## The request
Check each line of the material below for "color", then copy the ones that contain it.

## Dataset entries
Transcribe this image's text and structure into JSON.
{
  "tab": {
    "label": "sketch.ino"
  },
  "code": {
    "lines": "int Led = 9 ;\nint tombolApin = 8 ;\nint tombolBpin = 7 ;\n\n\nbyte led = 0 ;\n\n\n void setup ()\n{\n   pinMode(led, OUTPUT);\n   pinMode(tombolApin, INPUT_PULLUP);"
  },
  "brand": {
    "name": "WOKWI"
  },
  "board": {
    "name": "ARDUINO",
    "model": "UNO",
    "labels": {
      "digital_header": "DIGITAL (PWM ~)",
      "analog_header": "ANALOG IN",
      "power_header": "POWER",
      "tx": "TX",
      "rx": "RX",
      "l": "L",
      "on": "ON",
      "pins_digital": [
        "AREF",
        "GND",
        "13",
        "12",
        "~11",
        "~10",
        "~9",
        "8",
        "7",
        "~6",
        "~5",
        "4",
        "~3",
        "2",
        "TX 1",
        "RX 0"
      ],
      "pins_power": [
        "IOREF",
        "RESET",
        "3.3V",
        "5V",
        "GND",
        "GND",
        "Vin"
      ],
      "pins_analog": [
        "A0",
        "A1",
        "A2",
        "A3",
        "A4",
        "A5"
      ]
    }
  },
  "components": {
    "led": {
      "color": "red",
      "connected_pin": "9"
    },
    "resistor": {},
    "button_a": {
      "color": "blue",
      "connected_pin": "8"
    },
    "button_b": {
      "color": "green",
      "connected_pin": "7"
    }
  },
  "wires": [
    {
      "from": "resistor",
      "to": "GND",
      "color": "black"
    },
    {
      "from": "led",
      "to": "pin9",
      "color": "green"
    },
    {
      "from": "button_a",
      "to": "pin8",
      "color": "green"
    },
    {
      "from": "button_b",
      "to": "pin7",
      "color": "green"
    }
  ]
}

## Response to the exercise
      "color": "red",
      "color": "blue",
      "color": "green",
      "color": "black"
      "color": "green"
      "color": "green"
      "color": "green"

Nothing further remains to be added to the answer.